- _EXTRACT_:
BEGIN
Though the French king had refused to assist Mary's party in Scotland in their last extremity, for fear of Elizabeth's affording aid to the Huguenots besieged in Rochelle by the Duke of Anjou, that did not prevent Elizabeth assisting the Rochellais. She allowed a strong fleet of Englishmen, under the nominal command of the Count de Montgomery, to assemble in Plymouth for the relief of that place, and she promised them further aid. To avert this, Charles IX. endeavoured to flatter Elizabeth into neutrality. He requested her to stand godmother to his infant daughter, as we have seen. The French Protestants, however, were so incensed at Elizabeth's compliance, which they regarded as an act of apostacy, that they attacked the squadron which conveyed the English ambassador, Elizabeth's proxy, seized one of his ships, slew some of his attendants and put his own life in peril. Charles IX. saw in this a favourable opportunity for inducing Elizabeth to cause the Plymouth fleet to disperse. He therefore dispatched an ambassador before the queen's anger could cool, requesting her refusal of a promised loan to these audacious Rochellais, and to disperse the hostile fleet at Plymouth. But Elizabeth referred the envoy to her ministers on that point, who assured him that they had no power whatever to impede the sailing of the fleet, for that Englishmen sailed on the plea of traffic wherever they pleased; and if they committed any acts of hostility on friendly powers, they were at the mercy of those powers to seize them and treat them as pirates.

Elizabeth was soon, however, punished for this flagrant equivocation. Montgomery sailed in April; but, on discovering the strength of the French fleet moored under the forts and batteries of Rochelle, he was seized with terror, and returned to Plymouth without striking a blow. Elizabeth, indignant at his failure, then sent him word that she was highly displeased at his presuming to unfurl the English flag, and forbade his access to any of the English ports. In June of the next year he was taken prisoner in Normandy, and on the 26th of that month he was executed as a traitor in Paris. The bravery of the people of Rochelle, however, and the election of the Duke of Anjou to the throne of Poland, saved that city. A new pacification was entered into, but the peace of France was again disturbed by a coalition betwixt the heads of the Huguenots and the Marshals Montmorency, De Cosse, and Damfont, the Papal leaders called the Politicians. This league was formed to get possession of the king, whose health was now fast failing, remove Catherine and the Duke of Guise from power, and proclaim Alencon as the successor to the crown in the absence of Anjou in Poland. Elizabeth was actively engaged in all these movements, especially in advising Alencon to place himself at the head of affairs. But the watchful genius of Catherine discovered and defeated the plot: Montmorency and Cosse were committed to the Bastille, Alencon and the King of Navarre were so closely watched that they were stopped in five attempts to escape, and numbers of the inferior actors were put to death.
END
- _WRITTEN TASKS_:
1 > In the account of Elizabeth and the relief of Rochelle, what happened to Montgomery on the 26th of June after his capture in Normandy?
2 > Write the next part of the account of Elizabeth and the Huguenot troubles in France, beginning right after its final sentence.

- _ROWS_:
BEGIN
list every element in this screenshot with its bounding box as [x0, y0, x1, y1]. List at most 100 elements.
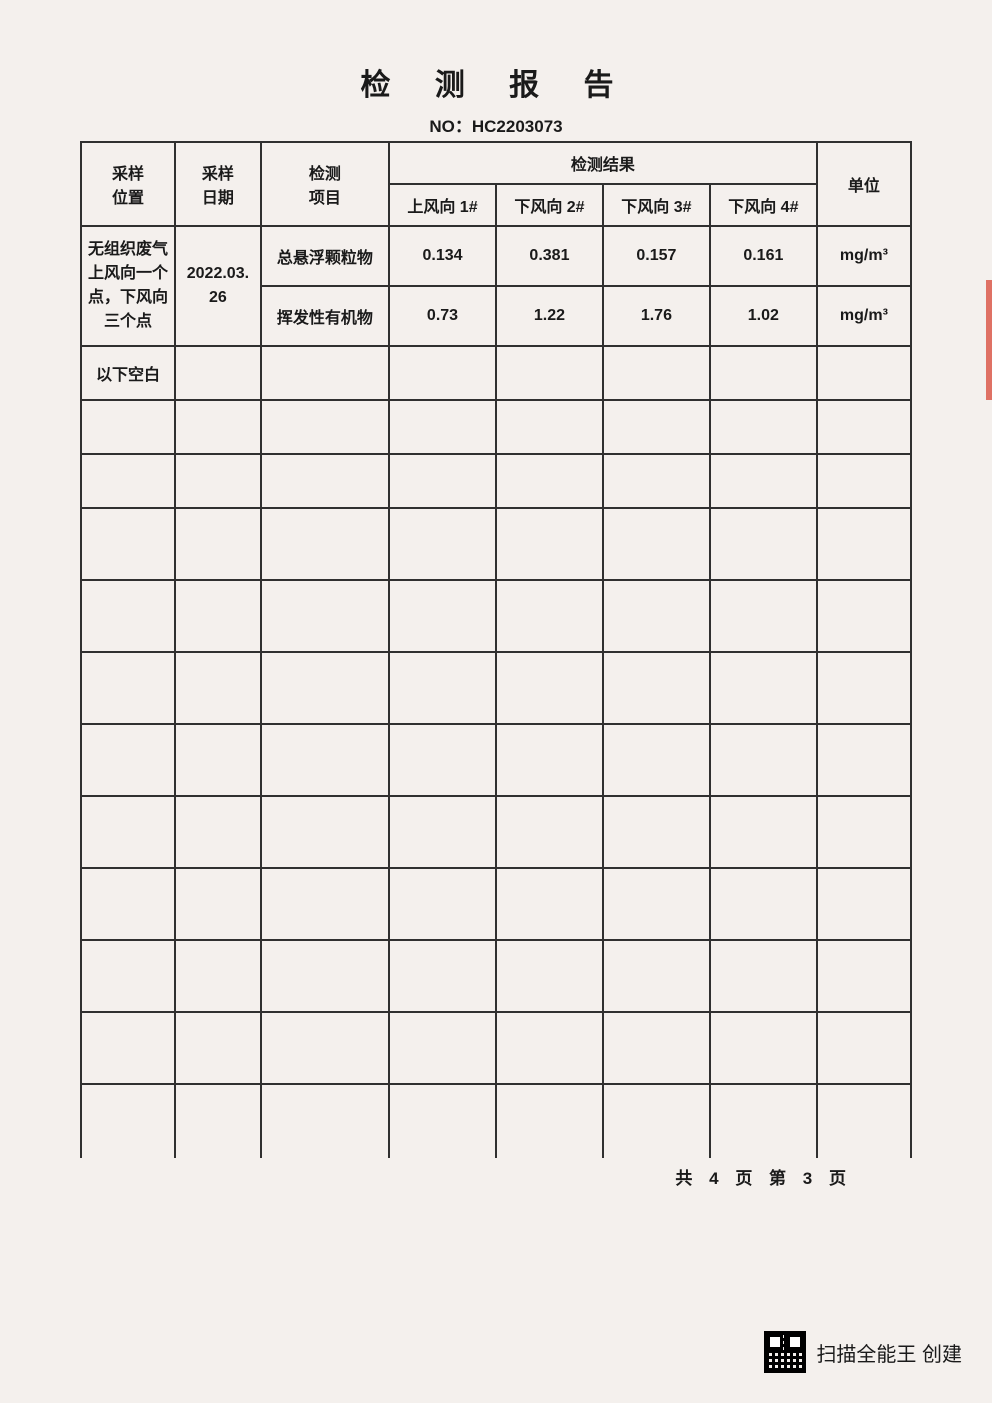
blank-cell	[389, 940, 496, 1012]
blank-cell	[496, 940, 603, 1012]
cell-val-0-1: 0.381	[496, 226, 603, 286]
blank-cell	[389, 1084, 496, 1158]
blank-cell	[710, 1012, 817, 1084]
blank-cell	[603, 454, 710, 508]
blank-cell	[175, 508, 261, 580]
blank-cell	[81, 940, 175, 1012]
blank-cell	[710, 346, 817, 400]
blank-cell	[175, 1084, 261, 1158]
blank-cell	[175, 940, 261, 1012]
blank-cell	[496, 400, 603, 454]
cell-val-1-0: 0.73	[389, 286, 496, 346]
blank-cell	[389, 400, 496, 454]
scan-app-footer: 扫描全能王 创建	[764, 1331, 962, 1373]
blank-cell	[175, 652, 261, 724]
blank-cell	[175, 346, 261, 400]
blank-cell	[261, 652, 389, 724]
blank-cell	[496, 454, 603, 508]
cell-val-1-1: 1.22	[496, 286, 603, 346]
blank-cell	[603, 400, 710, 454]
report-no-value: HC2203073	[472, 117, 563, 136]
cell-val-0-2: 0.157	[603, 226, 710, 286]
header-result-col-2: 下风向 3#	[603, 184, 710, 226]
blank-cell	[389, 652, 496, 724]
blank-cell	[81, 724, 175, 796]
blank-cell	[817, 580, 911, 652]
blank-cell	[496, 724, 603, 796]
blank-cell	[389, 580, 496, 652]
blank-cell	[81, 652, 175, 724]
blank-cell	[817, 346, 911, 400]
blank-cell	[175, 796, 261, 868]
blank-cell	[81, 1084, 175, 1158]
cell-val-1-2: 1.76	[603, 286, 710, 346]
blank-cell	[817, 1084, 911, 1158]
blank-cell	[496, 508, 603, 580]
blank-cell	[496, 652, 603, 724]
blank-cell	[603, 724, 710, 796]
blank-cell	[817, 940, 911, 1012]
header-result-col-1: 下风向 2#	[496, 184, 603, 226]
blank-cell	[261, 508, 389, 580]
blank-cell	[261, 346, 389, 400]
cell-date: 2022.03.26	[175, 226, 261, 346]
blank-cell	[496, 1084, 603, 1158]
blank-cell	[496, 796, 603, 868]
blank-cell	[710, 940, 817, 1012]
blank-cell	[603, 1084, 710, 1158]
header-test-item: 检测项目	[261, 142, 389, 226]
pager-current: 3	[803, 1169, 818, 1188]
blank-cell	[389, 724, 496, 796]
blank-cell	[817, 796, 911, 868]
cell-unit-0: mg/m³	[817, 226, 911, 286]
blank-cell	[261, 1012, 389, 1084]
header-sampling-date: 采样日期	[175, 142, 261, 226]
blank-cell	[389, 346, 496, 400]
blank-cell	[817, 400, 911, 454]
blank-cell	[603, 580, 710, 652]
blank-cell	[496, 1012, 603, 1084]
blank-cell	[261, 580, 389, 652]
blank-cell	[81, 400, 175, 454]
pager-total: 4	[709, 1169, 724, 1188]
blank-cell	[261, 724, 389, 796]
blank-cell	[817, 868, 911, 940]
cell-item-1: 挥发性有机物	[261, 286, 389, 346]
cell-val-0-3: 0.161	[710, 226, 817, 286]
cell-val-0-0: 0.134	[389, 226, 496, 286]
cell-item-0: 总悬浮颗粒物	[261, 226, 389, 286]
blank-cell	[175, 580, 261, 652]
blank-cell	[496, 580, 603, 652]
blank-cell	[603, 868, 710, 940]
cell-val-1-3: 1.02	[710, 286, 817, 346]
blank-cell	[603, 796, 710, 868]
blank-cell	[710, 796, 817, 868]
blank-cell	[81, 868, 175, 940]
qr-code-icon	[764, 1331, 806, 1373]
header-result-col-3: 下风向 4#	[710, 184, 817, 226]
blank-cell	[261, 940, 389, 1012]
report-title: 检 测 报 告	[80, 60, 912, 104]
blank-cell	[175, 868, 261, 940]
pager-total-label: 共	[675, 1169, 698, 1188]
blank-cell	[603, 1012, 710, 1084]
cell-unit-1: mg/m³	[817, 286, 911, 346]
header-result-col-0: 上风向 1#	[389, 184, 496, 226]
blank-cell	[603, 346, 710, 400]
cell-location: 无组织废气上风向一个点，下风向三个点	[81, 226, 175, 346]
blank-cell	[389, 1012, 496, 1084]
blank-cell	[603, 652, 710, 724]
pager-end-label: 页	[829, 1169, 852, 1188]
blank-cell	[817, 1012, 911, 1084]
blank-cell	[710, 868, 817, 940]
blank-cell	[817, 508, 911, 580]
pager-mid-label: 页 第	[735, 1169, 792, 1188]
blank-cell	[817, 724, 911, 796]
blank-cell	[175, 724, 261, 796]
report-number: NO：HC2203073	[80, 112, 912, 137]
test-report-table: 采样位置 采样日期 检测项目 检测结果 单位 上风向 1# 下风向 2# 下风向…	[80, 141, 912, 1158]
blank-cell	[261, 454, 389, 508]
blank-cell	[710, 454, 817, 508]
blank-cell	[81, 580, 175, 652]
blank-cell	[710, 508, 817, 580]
END
- _THE RESPONSES_:
1 > He was executed as a traitor in Paris.

2 >
In May, 1574, Charles IX. of France died a miserable death, full of remorse and horror, worn out with consumption, in the twenty-sixth year of his age. By the management of Catherine, the throne was secured by her next son, Anjou, notwithstanding his being absent in Poland. Anjou ascended the French throne under the title of Henry III., detested by all the Protestants for his share in the massacre of St. Bartholomew. In the following year a new plot was formed betwixt the Protestant council at Millaud in Rovergue and the Romanists under Damville, to place Alencon on the throne - a scheme cordially supported by Elizabeth, in favour of her present lover, Alencon. Alencon effected his escape from Court in September, 1575; and Elizabeth, notwithstanding her recent renewal of the treaty of Blois, advanced him money to raise him an army of German Protestants. In February, 1575, the King of Navarre also escaped, and the two princes called on Elizabeth to declare war in their favour; but the demand was overruled in the Council, and Elizabeth offered herself as mediatrix betwixt the king and his brother Alencon, who was grown jealous of the ascendency of Navarre.

On the 21st of April a treaty was concluded by which the exercise of the Protestant religion was permitted to a certain extent; the king promised to call an assembly of the States to regulate the affairs of the kingdom, and Alencon succeeded to the appanage of his elder brother, and henceforward was styled Anjou.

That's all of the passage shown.